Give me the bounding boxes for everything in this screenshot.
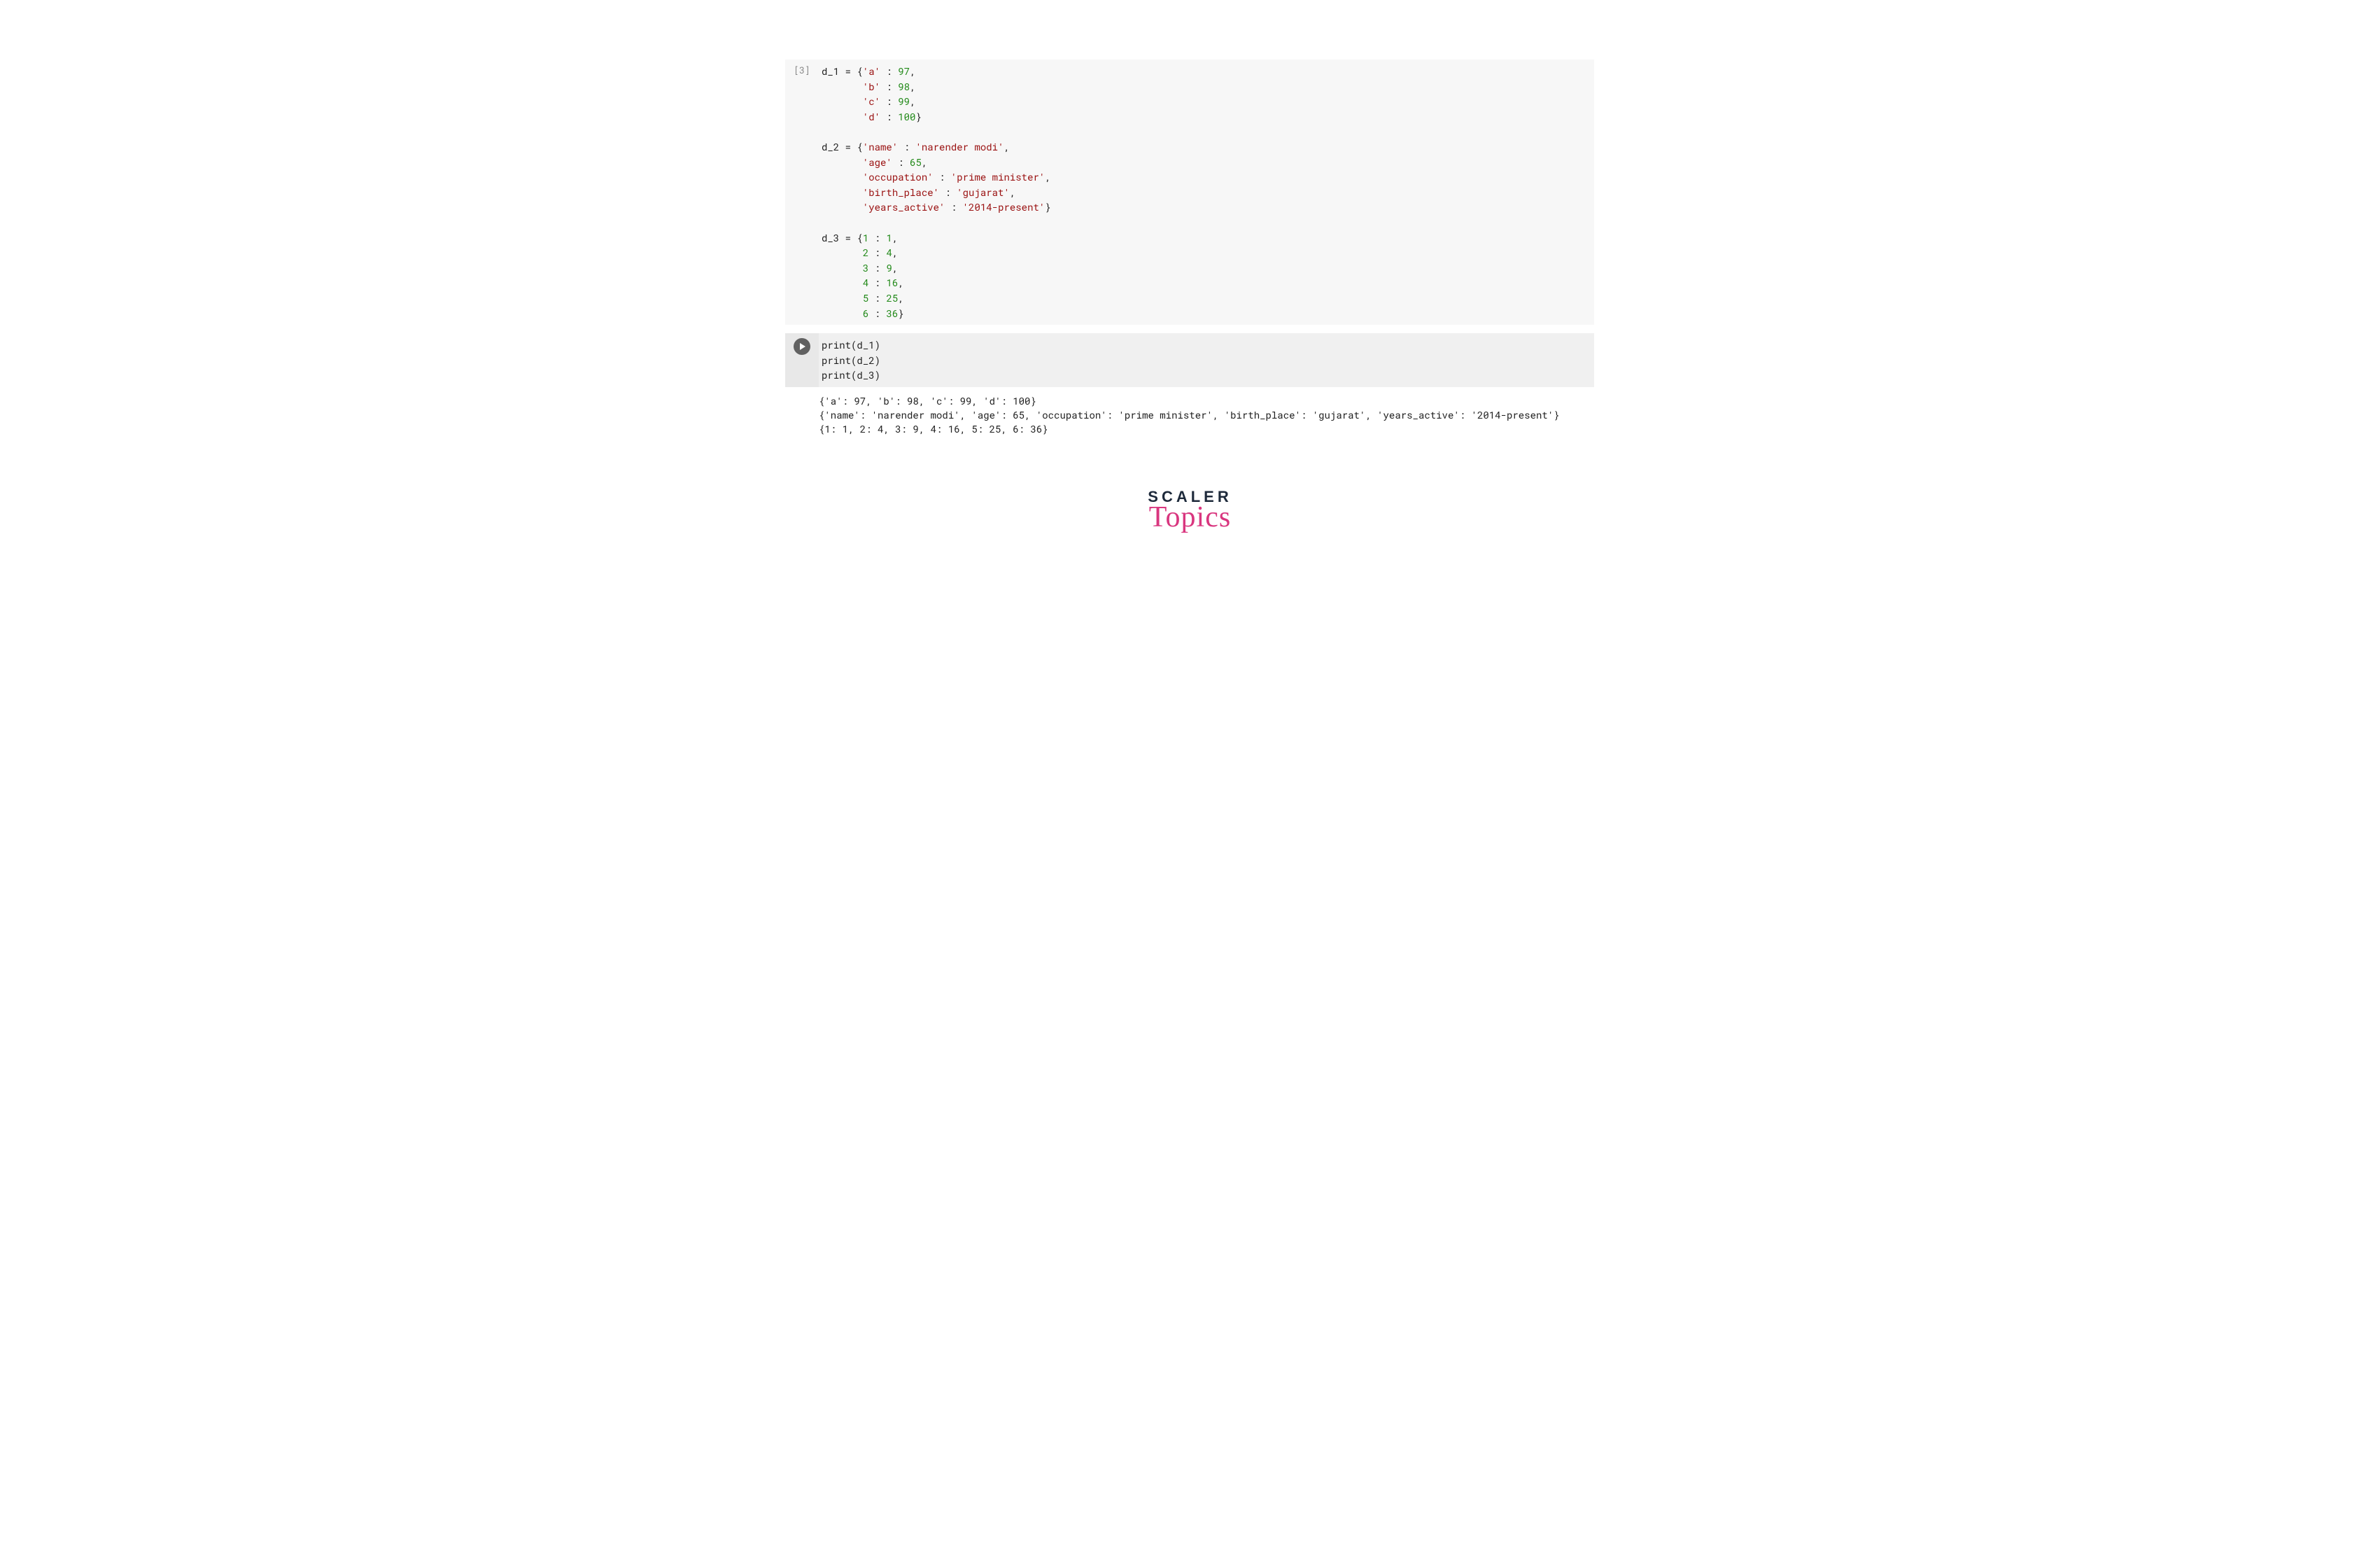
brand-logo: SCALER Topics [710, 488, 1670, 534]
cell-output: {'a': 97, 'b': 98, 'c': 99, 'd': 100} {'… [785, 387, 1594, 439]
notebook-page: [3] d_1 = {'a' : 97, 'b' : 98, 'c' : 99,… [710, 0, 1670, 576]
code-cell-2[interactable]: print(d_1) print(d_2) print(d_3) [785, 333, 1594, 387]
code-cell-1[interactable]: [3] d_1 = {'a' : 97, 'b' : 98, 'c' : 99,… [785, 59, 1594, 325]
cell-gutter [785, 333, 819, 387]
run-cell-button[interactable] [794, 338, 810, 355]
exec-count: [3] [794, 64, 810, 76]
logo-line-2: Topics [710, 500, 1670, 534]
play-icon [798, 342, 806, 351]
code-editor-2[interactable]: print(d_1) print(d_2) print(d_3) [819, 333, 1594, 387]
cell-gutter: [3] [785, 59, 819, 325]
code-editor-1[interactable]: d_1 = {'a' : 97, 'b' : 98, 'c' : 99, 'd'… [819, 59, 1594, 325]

···

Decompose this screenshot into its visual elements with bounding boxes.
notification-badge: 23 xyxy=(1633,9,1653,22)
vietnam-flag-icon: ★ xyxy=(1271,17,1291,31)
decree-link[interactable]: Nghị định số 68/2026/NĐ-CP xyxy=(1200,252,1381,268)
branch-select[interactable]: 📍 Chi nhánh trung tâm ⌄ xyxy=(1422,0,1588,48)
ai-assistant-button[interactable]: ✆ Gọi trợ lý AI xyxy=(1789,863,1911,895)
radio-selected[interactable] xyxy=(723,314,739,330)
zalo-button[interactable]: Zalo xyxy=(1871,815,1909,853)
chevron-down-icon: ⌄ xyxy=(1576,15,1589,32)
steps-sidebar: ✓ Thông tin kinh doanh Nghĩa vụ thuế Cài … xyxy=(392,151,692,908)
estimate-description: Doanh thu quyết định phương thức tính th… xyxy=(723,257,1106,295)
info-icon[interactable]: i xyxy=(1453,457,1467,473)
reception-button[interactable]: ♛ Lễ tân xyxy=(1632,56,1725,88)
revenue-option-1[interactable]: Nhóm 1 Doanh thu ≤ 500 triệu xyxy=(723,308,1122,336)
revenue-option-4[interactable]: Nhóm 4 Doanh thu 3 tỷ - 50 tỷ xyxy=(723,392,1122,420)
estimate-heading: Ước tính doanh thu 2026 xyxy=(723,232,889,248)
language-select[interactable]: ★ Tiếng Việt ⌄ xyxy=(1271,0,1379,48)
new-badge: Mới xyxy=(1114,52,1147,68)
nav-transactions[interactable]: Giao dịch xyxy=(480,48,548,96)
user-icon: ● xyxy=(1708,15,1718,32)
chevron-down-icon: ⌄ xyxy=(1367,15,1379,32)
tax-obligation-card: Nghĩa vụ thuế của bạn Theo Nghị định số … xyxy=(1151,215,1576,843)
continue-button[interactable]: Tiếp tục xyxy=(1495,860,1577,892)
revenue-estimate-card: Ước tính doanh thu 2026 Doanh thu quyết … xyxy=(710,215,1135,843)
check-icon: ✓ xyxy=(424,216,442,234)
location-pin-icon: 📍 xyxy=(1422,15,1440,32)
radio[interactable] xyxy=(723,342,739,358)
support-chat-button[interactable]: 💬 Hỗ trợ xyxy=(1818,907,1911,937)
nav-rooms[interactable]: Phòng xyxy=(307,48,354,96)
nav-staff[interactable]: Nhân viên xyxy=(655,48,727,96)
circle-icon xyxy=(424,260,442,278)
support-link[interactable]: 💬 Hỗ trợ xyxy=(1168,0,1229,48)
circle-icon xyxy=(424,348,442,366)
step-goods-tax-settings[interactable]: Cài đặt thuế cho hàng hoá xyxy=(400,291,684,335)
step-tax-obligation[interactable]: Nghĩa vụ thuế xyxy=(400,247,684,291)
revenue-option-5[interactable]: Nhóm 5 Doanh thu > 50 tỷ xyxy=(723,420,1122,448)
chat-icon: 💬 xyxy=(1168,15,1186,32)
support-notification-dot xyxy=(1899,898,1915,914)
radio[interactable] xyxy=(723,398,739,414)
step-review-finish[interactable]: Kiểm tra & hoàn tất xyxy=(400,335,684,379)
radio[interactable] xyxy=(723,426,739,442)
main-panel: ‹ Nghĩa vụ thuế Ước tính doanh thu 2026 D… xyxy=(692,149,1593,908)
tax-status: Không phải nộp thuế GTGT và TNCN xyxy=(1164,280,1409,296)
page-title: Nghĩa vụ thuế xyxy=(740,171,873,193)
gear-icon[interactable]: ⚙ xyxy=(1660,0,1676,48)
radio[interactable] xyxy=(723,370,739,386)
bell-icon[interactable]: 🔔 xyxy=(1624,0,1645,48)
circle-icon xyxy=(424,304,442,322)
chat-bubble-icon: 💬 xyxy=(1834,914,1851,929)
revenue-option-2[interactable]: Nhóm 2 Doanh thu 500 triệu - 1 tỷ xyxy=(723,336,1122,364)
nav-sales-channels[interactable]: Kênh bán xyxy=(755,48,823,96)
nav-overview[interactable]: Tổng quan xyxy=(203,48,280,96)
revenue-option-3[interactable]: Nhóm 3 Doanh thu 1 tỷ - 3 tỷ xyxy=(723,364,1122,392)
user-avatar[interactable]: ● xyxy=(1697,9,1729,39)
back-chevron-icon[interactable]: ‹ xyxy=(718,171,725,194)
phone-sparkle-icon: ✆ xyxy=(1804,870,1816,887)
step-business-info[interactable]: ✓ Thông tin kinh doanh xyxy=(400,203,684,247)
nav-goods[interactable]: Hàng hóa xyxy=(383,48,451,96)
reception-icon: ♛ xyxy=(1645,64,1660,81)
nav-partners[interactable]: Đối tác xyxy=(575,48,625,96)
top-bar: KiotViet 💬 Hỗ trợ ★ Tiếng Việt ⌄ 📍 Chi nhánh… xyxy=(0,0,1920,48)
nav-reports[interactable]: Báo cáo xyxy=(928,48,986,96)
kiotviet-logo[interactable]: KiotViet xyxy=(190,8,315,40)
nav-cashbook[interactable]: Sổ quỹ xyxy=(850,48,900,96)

···

* [WHAT YOU HAVE TO DO] Reproduce the records above, starting at the line that contains "Give me the" and ending after the line that contains "[819, 59, 1594, 325]". Leave out the picture.

* [SOLUTION]
Give me the bounding boxes for everything in this screenshot.
brand-logo: SCALER Topics [710, 488, 1670, 534]
cell-output: {'a': 97, 'b': 98, 'c': 99, 'd': 100} {'… [785, 387, 1594, 439]
notebook-page: [3] d_1 = {'a' : 97, 'b' : 98, 'c' : 99,… [710, 0, 1670, 576]
code-cell-2[interactable]: print(d_1) print(d_2) print(d_3) [785, 333, 1594, 387]
code-cell-1[interactable]: [3] d_1 = {'a' : 97, 'b' : 98, 'c' : 99,… [785, 59, 1594, 325]
cell-gutter [785, 333, 819, 387]
run-cell-button[interactable] [794, 338, 810, 355]
exec-count: [3] [794, 64, 810, 76]
logo-line-2: Topics [710, 500, 1670, 534]
play-icon [798, 342, 806, 351]
code-editor-2[interactable]: print(d_1) print(d_2) print(d_3) [819, 333, 1594, 387]
cell-gutter: [3] [785, 59, 819, 325]
code-editor-1[interactable]: d_1 = {'a' : 97, 'b' : 98, 'c' : 99, 'd'… [819, 59, 1594, 325]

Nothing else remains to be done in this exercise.